→ WHAT IS EXPECTED
Gather each line containing the string "Slope" from these entries.

Dataset listings of figures:

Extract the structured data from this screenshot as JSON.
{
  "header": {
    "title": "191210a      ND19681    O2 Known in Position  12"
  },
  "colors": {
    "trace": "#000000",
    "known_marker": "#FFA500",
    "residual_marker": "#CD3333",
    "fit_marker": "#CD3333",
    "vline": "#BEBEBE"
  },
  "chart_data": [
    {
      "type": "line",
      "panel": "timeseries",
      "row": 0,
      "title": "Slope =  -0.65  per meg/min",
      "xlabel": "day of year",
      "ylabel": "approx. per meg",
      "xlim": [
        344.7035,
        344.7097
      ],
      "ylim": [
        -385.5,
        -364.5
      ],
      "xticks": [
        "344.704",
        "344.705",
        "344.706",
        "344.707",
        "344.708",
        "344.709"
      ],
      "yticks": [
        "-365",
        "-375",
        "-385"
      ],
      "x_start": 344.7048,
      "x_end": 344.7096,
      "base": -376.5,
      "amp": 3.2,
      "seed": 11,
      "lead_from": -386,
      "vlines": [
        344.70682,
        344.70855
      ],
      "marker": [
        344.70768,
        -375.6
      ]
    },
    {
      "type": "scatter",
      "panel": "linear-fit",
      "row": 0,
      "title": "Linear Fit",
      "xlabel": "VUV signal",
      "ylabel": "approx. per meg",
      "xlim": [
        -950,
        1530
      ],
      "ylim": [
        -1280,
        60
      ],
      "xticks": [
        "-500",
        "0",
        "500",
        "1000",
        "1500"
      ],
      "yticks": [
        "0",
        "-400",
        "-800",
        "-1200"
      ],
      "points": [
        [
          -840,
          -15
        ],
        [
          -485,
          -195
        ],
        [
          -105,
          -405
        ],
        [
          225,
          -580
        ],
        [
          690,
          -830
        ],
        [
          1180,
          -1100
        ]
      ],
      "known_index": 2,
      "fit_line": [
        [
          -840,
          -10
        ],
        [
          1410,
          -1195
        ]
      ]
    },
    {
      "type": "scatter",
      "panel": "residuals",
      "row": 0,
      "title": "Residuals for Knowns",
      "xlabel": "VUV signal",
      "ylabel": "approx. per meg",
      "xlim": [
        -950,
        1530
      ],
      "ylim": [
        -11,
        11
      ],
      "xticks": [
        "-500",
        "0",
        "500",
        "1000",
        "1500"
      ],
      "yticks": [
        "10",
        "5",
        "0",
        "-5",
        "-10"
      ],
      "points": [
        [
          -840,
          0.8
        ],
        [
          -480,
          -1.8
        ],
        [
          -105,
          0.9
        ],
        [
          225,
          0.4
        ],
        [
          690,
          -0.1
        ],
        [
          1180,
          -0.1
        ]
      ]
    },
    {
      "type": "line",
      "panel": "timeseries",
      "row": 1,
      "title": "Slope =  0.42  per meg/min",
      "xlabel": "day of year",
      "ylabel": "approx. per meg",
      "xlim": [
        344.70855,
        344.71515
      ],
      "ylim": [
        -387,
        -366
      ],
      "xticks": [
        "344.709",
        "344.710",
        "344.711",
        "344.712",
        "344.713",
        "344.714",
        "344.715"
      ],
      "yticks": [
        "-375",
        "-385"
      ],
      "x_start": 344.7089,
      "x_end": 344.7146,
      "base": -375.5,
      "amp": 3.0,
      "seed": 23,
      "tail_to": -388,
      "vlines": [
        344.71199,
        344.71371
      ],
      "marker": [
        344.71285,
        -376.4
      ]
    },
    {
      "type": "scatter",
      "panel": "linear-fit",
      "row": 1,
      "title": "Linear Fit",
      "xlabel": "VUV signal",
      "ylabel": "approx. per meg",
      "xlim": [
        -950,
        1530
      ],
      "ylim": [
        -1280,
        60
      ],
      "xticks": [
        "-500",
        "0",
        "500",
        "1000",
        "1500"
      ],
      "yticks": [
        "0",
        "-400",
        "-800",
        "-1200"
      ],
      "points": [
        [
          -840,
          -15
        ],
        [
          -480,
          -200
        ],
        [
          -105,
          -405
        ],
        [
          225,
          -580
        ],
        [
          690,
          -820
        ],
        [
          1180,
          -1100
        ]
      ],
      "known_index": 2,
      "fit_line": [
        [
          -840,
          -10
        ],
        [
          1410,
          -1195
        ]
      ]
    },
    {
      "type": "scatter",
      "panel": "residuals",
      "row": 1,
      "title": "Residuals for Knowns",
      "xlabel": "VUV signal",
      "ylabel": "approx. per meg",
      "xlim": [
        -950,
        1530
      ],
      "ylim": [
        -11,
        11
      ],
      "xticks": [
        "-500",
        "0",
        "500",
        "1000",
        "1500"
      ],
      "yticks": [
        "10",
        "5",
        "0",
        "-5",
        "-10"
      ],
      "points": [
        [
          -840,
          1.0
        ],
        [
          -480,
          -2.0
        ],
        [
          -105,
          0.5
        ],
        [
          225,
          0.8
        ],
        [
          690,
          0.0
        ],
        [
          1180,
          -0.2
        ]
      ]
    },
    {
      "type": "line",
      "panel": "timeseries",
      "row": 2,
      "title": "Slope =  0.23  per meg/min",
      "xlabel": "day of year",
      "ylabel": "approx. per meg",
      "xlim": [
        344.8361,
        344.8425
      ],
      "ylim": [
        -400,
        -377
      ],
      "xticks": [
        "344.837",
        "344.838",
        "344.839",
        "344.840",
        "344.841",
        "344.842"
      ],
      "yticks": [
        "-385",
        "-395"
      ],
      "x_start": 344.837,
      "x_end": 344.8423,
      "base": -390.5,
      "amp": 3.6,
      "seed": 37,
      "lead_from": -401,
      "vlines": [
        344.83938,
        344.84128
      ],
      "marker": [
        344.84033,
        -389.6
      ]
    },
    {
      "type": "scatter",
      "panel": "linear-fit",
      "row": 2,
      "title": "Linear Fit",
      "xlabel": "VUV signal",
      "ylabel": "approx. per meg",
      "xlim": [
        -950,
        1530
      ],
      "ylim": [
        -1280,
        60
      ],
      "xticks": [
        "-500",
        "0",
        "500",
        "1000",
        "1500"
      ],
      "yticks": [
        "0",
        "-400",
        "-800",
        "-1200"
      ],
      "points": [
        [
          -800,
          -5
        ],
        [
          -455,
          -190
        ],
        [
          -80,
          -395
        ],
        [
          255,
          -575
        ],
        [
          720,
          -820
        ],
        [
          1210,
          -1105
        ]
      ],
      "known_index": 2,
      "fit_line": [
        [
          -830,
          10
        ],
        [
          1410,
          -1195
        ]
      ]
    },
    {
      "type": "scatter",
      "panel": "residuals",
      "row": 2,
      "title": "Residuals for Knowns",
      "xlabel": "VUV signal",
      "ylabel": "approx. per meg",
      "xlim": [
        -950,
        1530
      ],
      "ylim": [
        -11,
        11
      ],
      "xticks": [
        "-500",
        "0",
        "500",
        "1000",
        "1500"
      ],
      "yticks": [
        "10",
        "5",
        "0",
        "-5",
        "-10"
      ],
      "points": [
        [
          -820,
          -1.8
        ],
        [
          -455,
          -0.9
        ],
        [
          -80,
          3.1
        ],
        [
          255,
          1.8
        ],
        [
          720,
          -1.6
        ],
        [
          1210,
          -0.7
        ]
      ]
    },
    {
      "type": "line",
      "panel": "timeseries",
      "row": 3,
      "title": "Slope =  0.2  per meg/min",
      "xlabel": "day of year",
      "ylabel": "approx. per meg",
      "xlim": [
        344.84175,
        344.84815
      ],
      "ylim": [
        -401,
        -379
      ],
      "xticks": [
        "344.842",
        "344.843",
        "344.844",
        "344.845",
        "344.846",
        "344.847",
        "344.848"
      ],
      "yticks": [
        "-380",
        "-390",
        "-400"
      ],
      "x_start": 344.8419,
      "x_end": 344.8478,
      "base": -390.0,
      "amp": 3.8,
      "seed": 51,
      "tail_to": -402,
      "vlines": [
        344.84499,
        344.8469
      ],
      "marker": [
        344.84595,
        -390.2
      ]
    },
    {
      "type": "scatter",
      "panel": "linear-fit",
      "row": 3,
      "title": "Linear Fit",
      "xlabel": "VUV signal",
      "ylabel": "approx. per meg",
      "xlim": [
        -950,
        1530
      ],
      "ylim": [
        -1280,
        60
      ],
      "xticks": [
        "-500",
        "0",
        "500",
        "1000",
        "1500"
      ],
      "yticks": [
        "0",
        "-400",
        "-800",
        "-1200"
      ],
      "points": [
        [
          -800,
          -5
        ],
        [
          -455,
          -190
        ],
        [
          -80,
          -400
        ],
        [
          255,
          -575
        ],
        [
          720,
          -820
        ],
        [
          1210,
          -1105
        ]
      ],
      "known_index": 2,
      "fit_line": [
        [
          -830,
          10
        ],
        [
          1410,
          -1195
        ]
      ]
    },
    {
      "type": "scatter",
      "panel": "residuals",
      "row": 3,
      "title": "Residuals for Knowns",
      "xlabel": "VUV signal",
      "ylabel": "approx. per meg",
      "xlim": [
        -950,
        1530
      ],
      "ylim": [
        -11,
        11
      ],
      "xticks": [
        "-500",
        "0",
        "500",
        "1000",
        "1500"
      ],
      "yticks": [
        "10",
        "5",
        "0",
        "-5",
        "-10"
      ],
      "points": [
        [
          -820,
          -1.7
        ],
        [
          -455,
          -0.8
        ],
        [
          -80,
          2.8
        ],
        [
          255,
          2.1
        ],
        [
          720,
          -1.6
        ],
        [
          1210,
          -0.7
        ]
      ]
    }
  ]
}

→ COMPLETED EXERCISE
      "title": "Slope =  -0.65  per meg/min",
      "title": "Slope =  0.42  per meg/min",
      "title": "Slope =  0.23  per meg/min",
      "title": "Slope =  0.2  per meg/min",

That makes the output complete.